>> start Data in this exercise
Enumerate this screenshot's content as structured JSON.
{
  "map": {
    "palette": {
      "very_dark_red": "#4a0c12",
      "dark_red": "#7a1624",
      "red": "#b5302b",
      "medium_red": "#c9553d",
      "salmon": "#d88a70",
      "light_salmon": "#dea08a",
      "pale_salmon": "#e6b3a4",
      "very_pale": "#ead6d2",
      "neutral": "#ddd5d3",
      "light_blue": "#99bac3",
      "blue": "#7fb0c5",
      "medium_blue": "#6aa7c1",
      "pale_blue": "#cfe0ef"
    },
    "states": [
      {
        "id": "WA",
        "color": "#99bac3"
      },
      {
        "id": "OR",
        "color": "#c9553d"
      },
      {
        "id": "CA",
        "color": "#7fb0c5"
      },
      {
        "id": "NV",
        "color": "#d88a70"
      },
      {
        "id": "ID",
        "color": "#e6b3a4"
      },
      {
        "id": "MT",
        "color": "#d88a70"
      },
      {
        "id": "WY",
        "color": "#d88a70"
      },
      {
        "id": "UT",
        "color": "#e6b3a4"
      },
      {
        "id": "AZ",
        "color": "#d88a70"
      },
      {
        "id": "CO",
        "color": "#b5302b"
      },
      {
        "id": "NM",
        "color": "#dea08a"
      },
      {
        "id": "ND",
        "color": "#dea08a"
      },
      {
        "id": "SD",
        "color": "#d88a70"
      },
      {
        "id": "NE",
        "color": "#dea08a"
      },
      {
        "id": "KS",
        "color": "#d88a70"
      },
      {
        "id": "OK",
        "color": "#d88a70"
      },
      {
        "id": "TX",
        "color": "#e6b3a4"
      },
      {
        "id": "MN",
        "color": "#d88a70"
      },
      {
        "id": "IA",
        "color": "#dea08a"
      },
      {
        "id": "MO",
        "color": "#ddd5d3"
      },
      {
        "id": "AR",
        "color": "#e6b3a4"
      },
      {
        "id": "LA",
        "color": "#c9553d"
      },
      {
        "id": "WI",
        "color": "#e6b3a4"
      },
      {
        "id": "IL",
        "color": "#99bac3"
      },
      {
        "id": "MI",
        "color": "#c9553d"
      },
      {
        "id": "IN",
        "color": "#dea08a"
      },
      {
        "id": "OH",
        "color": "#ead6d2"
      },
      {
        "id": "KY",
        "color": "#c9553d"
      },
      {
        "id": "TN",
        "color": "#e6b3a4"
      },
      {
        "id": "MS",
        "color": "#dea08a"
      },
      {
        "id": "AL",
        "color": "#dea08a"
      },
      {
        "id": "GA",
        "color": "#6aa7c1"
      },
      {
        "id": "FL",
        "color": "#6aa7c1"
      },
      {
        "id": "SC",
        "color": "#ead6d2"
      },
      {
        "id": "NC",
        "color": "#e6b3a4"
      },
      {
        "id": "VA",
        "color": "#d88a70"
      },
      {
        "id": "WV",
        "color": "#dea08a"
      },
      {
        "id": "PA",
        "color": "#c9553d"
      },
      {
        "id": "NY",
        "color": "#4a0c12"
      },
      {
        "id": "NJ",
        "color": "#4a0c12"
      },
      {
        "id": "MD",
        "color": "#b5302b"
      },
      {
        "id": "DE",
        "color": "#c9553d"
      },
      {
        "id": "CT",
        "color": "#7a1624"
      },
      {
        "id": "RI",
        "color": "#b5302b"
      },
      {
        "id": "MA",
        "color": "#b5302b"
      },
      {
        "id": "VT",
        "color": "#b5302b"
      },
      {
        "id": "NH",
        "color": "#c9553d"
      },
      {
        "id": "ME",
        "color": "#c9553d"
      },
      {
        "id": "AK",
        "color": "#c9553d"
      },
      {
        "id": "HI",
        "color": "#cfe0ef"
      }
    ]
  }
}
>> end Data in this exercise
Emit the records above again, exactly, with no line skipped.

◆ Exercise result
Enumerate this screenshot's content as structured JSON.
{
  "map": {
    "palette": {
      "very_dark_red": "#4a0c12",
      "dark_red": "#7a1624",
      "red": "#b5302b",
      "medium_red": "#c9553d",
      "salmon": "#d88a70",
      "light_salmon": "#dea08a",
      "pale_salmon": "#e6b3a4",
      "very_pale": "#ead6d2",
      "neutral": "#ddd5d3",
      "light_blue": "#99bac3",
      "blue": "#7fb0c5",
      "medium_blue": "#6aa7c1",
      "pale_blue": "#cfe0ef"
    },
    "states": [
      {
        "id": "WA",
        "color": "#99bac3"
      },
      {
        "id": "OR",
        "color": "#c9553d"
      },
      {
        "id": "CA",
        "color": "#7fb0c5"
      },
      {
        "id": "NV",
        "color": "#d88a70"
      },
      {
        "id": "ID",
        "color": "#e6b3a4"
      },
      {
        "id": "MT",
        "color": "#d88a70"
      },
      {
        "id": "WY",
        "color": "#d88a70"
      },
      {
        "id": "UT",
        "color": "#e6b3a4"
      },
      {
        "id": "AZ",
        "color": "#d88a70"
      },
      {
        "id": "CO",
        "color": "#b5302b"
      },
      {
        "id": "NM",
        "color": "#dea08a"
      },
      {
        "id": "ND",
        "color": "#dea08a"
      },
      {
        "id": "SD",
        "color": "#d88a70"
      },
      {
        "id": "NE",
        "color": "#dea08a"
      },
      {
        "id": "KS",
        "color": "#d88a70"
      },
      {
        "id": "OK",
        "color": "#d88a70"
      },
      {
        "id": "TX",
        "color": "#e6b3a4"
      },
      {
        "id": "MN",
        "color": "#d88a70"
      },
      {
        "id": "IA",
        "color": "#dea08a"
      },
      {
        "id": "MO",
        "color": "#ddd5d3"
      },
      {
        "id": "AR",
        "color": "#e6b3a4"
      },
      {
        "id": "LA",
        "color": "#c9553d"
      },
      {
        "id": "WI",
        "color": "#e6b3a4"
      },
      {
        "id": "IL",
        "color": "#99bac3"
      },
      {
        "id": "MI",
        "color": "#c9553d"
      },
      {
        "id": "IN",
        "color": "#dea08a"
      },
      {
        "id": "OH",
        "color": "#ead6d2"
      },
      {
        "id": "KY",
        "color": "#c9553d"
      },
      {
        "id": "TN",
        "color": "#e6b3a4"
      },
      {
        "id": "MS",
        "color": "#dea08a"
      },
      {
        "id": "AL",
        "color": "#dea08a"
      },
      {
        "id": "GA",
        "color": "#6aa7c1"
      },
      {
        "id": "FL",
        "color": "#6aa7c1"
      },
      {
        "id": "SC",
        "color": "#ead6d2"
      },
      {
        "id": "NC",
        "color": "#e6b3a4"
      },
      {
        "id": "VA",
        "color": "#d88a70"
      },
      {
        "id": "WV",
        "color": "#dea08a"
      },
      {
        "id": "PA",
        "color": "#c9553d"
      },
      {
        "id": "NY",
        "color": "#4a0c12"
      },
      {
        "id": "NJ",
        "color": "#4a0c12"
      },
      {
        "id": "MD",
        "color": "#b5302b"
      },
      {
        "id": "DE",
        "color": "#c9553d"
      },
      {
        "id": "CT",
        "color": "#7a1624"
      },
      {
        "id": "RI",
        "color": "#b5302b"
      },
      {
        "id": "MA",
        "color": "#b5302b"
      },
      {
        "id": "VT",
        "color": "#b5302b"
      },
      {
        "id": "NH",
        "color": "#c9553d"
      },
      {
        "id": "ME",
        "color": "#c9553d"
      },
      {
        "id": "AK",
        "color": "#c9553d"
      },
      {
        "id": "HI",
        "color": "#cfe0ef"
      }
    ]
  }
}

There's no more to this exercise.